Sportiness, and big boots then. SEAT was becoming known for both by the time this second-generation Toledo was in production, but the brand was also becoming known around the car industry as the Volkswagen Group’s problem child. Lack of profit was the issue, and a shortage of ideas on how to make one.

Most of the brands in VW’s ever-growing portfolio had long histories and a strong sense of the kind of cars they should be making. SEAT, by contrast, had started life as a licensed builder of Fiats during the early 1950s, and while it had occasionally gone its own way during this era, most impressively with the 1975 1200 Sport coupe – still a pretty thing today – it was more an assembler than a creator of cars.

The 1982 break-down of its relationship with Fiat produced one-and-a-half cars of its own making, the half being the SEAT Ronda that was an obvious evolution of then Fiat Strada that it had just finished making. The entire car was the 1984 Ibiza, this the first SEAT developed during its brief period of independence, albeit with substantial help from ItalDesign and Porsche, whose engineering consultancy helped developed the car’s so-called ‘System Porsche’ engines. By this point the company was already making Volkswagens, the two companies rapidly edging closer until VW took a 51% share in 1986.

VW’s investment saw SEAT continuing to develop new models using VW platforms, its Polo-based Mk 2 Ibiza proving a big hit, and not only in Spain. VW boss Ferdinand Piech’s decision to place Seat under Audi’s management roof in 2002 – together with Lamborghini – saw the Spanish brand attempt to provide Alfa Romeo-like cars at keener prices.

But having allegedly decided to head this way, the company then proceeded to produce a series of family-oriented models, starting with the Altea, a not unattractive cross between a hatchback and a higher-riding MPV. Then came the Mk2 Leon, and shortly after that, the third Toledo series.

All of which has several things in common beyond their Volkswagen Group platforms and powertrains. Which was that they were essentially the same car, but of different heights and lengths. The trio shared the same nose, all had flanks sporting an unmissable descending crease line vaguely suggestive of sportiness and all three were the work of a Walter da Silva-lead design team that included British designer Steve Lewis. Lewis had a major influence on the trio’s design, and would later become SEAT’s design boss.

Both the Leon and Altea were good-looking designs with some contemporary flair. The Toledo, by contrast, was less happy. Most of it was the same as the Altea for budget reasons, severely limiting the designers’ scope, but in order to provide it with a reason to exist they had to add the Toledo’s trademark big boot. And from the rear there was no mistaking that it had a very large booty indeed, its back-end protruding like J Lo’s, if rather less arrestingly.

What it looked more like, in fact, was the back-end of another big miss from Europe’s car industry during the early part of this century, in the unfortunate shape of the Renault Vel Satis, an executive car that has almost finished sinking without trace. And the 2005-08 Toledo looks like heading the same way.

Although the Altea robbed it of many customers, the effect of the third-generation Toledo’ arrival was much the same as jabbing a balloon with a knife. Functionally it was great, providing a boot big enough for an ambitious camping holiday – or multiple balloons – but buyers weren’t interested.

Toledo sales tanked, tumbling from 39,000 in 2004 to 21,000 the following year. And this was nothing to 2005’s spectacular plunge below 9,000, or the less-than-5,000 the year after. Strangely, there were slightly more Toledo in 2008 but by then it was all over, the last few hundred selling the following year.

After the collapse came a hiatus, while SEAT wondered what to do next. The answer came with the opportunist 2012 Toledo, otherwise known the Skoda Rapid, the two near-identical. And both have big boots.

Now that SEAT is pursuing family SUVs, it’s quite possible that the Toledo will fade out, and with it a once major piece of Spain’s car-making history. But the Toledo’s best year was its first, when the Mk 1 sold an impressive 106,000 copies – many more than the Mk 3 managed during its entire back-end blighted life.

◇ ◇ ◇ ◇ ◇ ◇ ◇

- _ABOUT THIS EXERCISE_:
Answer these questions from the text on the SEAT Toledo.
(a) In what year did VW take a 51% share in SEAT?
(b) For budget reasons, which model was most of the third Toledo the same as?
(c) How many copies did the Mk 1 Toledo sell in its first year?

◇ ◇ ◇ ◇ ◇ ◇ ◇

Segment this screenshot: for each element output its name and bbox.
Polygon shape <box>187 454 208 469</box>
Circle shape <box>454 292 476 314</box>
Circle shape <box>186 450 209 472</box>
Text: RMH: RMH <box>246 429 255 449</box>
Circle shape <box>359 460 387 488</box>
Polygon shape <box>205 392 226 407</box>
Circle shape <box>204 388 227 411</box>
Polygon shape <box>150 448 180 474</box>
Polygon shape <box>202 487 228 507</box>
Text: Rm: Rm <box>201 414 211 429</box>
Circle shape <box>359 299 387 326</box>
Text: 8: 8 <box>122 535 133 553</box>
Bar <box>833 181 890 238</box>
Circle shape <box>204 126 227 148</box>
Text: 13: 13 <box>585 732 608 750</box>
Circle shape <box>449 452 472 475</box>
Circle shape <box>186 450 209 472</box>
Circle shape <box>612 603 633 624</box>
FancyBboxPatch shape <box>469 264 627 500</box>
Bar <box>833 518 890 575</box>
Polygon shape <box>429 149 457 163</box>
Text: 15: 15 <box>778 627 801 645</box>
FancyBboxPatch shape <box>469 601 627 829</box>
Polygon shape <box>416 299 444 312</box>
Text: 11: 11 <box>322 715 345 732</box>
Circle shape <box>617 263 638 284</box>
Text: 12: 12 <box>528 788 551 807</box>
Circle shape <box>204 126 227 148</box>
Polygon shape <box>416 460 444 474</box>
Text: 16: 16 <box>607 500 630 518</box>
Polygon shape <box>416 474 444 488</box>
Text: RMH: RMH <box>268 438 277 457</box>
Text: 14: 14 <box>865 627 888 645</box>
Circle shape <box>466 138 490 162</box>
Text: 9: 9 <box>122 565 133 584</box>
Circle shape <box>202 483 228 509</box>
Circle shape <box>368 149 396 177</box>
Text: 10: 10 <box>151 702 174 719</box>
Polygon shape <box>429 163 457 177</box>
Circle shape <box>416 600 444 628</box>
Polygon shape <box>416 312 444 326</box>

◇ ◇ ◇ ◇ ◇ ◇ ◇

- _WRITTEN REPLY_:
(a) 1986
(b) The Altea
(c) 106,000